┌─ ENTRIES

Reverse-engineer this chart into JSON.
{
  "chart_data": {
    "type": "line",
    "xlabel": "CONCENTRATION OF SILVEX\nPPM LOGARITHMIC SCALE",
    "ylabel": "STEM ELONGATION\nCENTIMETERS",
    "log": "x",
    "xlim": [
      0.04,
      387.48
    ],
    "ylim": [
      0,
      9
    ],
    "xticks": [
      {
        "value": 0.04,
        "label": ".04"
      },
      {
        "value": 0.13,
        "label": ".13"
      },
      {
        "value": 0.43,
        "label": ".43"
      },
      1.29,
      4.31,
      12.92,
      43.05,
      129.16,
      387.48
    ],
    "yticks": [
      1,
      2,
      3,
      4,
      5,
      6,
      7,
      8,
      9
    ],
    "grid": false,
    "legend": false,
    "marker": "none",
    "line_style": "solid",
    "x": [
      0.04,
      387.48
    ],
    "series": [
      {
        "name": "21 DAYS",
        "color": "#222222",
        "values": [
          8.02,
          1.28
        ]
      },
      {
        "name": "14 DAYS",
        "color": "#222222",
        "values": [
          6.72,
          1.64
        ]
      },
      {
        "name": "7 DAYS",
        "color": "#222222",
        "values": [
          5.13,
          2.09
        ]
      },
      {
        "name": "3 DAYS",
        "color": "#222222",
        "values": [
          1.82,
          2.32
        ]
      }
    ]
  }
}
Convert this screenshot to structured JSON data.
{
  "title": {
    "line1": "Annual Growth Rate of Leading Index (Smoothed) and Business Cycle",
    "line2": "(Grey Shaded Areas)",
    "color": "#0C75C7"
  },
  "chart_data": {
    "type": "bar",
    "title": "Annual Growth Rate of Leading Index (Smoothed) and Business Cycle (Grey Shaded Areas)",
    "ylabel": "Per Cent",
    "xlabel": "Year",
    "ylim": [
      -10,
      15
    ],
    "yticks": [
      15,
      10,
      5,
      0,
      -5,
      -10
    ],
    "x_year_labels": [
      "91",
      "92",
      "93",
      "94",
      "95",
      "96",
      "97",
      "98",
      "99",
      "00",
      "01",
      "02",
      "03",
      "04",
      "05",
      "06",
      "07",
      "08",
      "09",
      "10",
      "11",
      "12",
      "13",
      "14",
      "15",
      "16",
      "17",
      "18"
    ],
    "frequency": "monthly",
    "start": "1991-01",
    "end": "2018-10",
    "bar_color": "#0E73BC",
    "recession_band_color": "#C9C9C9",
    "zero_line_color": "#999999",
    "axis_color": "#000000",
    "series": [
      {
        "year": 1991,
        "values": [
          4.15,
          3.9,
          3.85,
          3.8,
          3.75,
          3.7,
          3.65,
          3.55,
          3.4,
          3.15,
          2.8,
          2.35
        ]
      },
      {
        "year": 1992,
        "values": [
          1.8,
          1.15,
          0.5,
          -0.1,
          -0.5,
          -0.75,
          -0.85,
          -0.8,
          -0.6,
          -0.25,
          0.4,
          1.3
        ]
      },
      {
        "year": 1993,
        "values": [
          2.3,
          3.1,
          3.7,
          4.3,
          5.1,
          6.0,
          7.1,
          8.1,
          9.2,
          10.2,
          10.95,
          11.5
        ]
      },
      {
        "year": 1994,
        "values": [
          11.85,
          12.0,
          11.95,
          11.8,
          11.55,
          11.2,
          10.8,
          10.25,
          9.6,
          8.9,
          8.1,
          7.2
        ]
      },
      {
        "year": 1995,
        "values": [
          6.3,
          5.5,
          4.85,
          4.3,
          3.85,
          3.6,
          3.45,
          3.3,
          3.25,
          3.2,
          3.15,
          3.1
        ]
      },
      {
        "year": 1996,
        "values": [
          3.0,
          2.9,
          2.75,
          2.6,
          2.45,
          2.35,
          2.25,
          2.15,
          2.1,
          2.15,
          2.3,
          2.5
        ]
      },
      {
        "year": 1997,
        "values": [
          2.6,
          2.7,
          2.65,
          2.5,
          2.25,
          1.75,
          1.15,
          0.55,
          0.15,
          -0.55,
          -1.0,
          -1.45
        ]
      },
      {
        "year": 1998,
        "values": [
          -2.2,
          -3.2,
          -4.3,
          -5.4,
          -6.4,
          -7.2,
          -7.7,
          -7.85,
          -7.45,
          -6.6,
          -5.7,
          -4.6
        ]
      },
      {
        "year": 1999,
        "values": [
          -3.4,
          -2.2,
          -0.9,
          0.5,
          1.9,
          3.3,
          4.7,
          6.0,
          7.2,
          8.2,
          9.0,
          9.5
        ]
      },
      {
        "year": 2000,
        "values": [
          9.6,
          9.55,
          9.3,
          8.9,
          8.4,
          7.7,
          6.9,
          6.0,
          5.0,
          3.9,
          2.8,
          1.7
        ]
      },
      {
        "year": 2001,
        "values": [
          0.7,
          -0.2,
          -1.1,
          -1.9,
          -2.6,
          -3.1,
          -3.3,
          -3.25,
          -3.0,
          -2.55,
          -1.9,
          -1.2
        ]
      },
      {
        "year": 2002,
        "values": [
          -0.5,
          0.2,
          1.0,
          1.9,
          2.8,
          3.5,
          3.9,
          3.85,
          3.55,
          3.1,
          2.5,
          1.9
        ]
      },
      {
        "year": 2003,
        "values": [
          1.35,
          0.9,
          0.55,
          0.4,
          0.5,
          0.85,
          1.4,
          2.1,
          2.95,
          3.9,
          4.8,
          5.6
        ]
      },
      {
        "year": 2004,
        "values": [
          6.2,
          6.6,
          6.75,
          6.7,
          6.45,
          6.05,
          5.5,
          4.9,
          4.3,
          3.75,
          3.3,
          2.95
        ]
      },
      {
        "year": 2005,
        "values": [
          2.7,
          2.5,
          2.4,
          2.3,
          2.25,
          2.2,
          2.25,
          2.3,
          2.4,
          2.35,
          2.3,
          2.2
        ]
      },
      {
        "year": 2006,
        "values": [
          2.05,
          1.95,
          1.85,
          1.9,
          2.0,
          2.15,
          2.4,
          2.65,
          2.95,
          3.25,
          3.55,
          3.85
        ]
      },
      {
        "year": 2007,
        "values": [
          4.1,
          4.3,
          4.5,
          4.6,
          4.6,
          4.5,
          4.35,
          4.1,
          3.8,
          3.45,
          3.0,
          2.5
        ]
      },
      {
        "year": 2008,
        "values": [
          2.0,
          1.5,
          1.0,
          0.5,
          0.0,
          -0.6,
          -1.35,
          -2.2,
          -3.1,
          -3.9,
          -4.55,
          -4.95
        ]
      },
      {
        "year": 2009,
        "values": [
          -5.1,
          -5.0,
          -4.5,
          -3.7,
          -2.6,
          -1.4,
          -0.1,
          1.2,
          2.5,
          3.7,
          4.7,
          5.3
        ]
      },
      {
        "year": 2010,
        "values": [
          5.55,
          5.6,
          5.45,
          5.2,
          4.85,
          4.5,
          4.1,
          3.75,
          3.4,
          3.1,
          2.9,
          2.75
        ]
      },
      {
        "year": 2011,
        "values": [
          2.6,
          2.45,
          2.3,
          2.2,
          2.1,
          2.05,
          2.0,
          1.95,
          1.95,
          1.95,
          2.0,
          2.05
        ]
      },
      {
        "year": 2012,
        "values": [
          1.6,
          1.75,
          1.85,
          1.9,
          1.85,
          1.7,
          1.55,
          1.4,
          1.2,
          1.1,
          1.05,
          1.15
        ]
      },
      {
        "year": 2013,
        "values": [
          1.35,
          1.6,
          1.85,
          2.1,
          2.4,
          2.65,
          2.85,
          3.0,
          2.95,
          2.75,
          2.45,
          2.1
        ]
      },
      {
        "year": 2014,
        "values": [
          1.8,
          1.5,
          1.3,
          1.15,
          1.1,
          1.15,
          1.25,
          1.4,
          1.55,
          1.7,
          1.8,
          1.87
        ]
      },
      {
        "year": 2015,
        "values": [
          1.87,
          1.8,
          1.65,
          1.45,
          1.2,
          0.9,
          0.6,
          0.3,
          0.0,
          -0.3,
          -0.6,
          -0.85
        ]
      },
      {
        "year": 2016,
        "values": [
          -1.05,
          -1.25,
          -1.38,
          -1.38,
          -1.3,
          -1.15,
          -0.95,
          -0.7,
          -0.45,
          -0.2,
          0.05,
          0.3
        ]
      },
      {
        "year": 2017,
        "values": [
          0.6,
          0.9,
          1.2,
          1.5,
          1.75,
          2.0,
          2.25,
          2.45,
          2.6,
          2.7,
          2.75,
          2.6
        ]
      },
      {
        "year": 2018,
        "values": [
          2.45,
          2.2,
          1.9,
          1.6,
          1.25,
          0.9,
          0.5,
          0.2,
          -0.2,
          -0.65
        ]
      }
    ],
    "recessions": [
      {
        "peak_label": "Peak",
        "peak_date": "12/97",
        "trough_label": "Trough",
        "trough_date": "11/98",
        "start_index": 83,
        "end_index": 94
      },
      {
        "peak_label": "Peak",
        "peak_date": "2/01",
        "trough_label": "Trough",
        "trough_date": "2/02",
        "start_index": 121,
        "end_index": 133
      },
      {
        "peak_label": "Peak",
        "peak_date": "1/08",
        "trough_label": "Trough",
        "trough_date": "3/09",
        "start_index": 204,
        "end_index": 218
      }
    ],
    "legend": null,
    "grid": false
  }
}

└─

Only lines with the string "Smoothed" belong in your answer; copy each one.

» **EXERCISE OUTPUT**
    "line1": "Annual Growth Rate of Leading Index (Smoothed) and Business Cycle",
    "title": "Annual Growth Rate of Leading Index (Smoothed) and Business Cycle (Grey Shaded Areas)",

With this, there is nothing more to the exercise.